Extracted records:
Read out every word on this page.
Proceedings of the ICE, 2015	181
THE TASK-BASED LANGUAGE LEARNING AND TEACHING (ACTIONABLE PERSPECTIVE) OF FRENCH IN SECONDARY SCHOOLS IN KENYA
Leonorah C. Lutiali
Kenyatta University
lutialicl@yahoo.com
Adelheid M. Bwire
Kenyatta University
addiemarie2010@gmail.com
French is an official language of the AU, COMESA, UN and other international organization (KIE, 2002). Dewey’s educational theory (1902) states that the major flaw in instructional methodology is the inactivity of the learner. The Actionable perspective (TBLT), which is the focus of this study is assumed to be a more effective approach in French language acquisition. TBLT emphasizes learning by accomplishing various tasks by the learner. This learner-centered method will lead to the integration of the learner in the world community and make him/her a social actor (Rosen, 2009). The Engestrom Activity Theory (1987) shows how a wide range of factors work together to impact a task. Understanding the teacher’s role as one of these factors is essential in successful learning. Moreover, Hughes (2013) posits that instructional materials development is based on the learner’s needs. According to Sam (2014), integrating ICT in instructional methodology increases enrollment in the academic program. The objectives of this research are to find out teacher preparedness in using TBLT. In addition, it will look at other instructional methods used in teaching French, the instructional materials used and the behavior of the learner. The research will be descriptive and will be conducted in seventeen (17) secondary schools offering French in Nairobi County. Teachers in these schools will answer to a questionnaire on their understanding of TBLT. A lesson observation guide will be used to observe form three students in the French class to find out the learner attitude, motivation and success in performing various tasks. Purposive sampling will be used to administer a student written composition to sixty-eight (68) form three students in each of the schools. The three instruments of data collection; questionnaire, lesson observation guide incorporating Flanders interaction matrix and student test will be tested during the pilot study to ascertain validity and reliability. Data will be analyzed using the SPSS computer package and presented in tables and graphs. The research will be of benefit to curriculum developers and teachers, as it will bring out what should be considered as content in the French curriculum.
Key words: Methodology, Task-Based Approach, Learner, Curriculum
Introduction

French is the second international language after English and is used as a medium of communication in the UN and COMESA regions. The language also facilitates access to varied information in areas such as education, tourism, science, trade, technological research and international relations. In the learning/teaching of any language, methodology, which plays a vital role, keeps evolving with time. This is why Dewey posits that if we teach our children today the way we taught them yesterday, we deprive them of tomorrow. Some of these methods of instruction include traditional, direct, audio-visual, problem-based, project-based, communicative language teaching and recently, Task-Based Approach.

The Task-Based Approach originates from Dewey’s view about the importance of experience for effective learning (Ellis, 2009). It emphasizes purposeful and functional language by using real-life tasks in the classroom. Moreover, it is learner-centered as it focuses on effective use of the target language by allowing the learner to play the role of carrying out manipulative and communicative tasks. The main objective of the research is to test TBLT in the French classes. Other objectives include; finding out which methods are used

* [The problem] Return the entries above exactly, each one complete.

* [Solution to this exercise]
Read out every word on this page.
Proceedings of the ICE, 2015	181
THE TASK-BASED LANGUAGE LEARNING AND TEACHING (ACTIONABLE PERSPECTIVE) OF FRENCH IN SECONDARY SCHOOLS IN KENYA
Leonorah C. Lutiali
Kenyatta University
lutialicl@yahoo.com
Adelheid M. Bwire
Kenyatta University
addiemarie2010@gmail.com
French is an official language of the AU, COMESA, UN and other international organization (KIE, 2002). Dewey’s educational theory (1902) states that the major flaw in instructional methodology is the inactivity of the learner. The Actionable perspective (TBLT), which is the focus of this study is assumed to be a more effective approach in French language acquisition. TBLT emphasizes learning by accomplishing various tasks by the learner. This learner-centered method will lead to the integration of the learner in the world community and make him/her a social actor (Rosen, 2009). The Engestrom Activity Theory (1987) shows how a wide range of factors work together to impact a task. Understanding the teacher’s role as one of these factors is essential in successful learning. Moreover, Hughes (2013) posits that instructional materials development is based on the learner’s needs. According to Sam (2014), integrating ICT in instructional methodology increases enrollment in the academic program. The objectives of this research are to find out teacher preparedness in using TBLT. In addition, it will look at other instructional methods used in teaching French, the instructional materials used and the behavior of the learner. The research will be descriptive and will be conducted in seventeen (17) secondary schools offering French in Nairobi County. Teachers in these schools will answer to a questionnaire on their understanding of TBLT. A lesson observation guide will be used to observe form three students in the French class to find out the learner attitude, motivation and success in performing various tasks. Purposive sampling will be used to administer a student written composition to sixty-eight (68) form three students in each of the schools. The three instruments of data collection; questionnaire, lesson observation guide incorporating Flanders interaction matrix and student test will be tested during the pilot study to ascertain validity and reliability. Data will be analyzed using the SPSS computer package and presented in tables and graphs. The research will be of benefit to curriculum developers and teachers, as it will bring out what should be considered as content in the French curriculum.
Key words: Methodology, Task-Based Approach, Learner, Curriculum
Introduction

French is the second international language after English and is used as a medium of communication in the UN and COMESA regions. The language also facilitates access to varied information in areas such as education, tourism, science, trade, technological research and international relations. In the learning/teaching of any language, methodology, which plays a vital role, keeps evolving with time. This is why Dewey posits that if we teach our children today the way we taught them yesterday, we deprive them of tomorrow. Some of these methods of instruction include traditional, direct, audio-visual, problem-based, project-based, communicative language teaching and recently, Task-Based Approach.

The Task-Based Approach originates from Dewey’s view about the importance of experience for effective learning (Ellis, 2009). It emphasizes purposeful and functional language by using real-life tasks in the classroom. Moreover, it is learner-centered as it focuses on effective use of the target language by allowing the learner to play the role of carrying out manipulative and communicative tasks. The main objective of the research is to test TBLT in the French classes. Other objectives include; finding out which methods are used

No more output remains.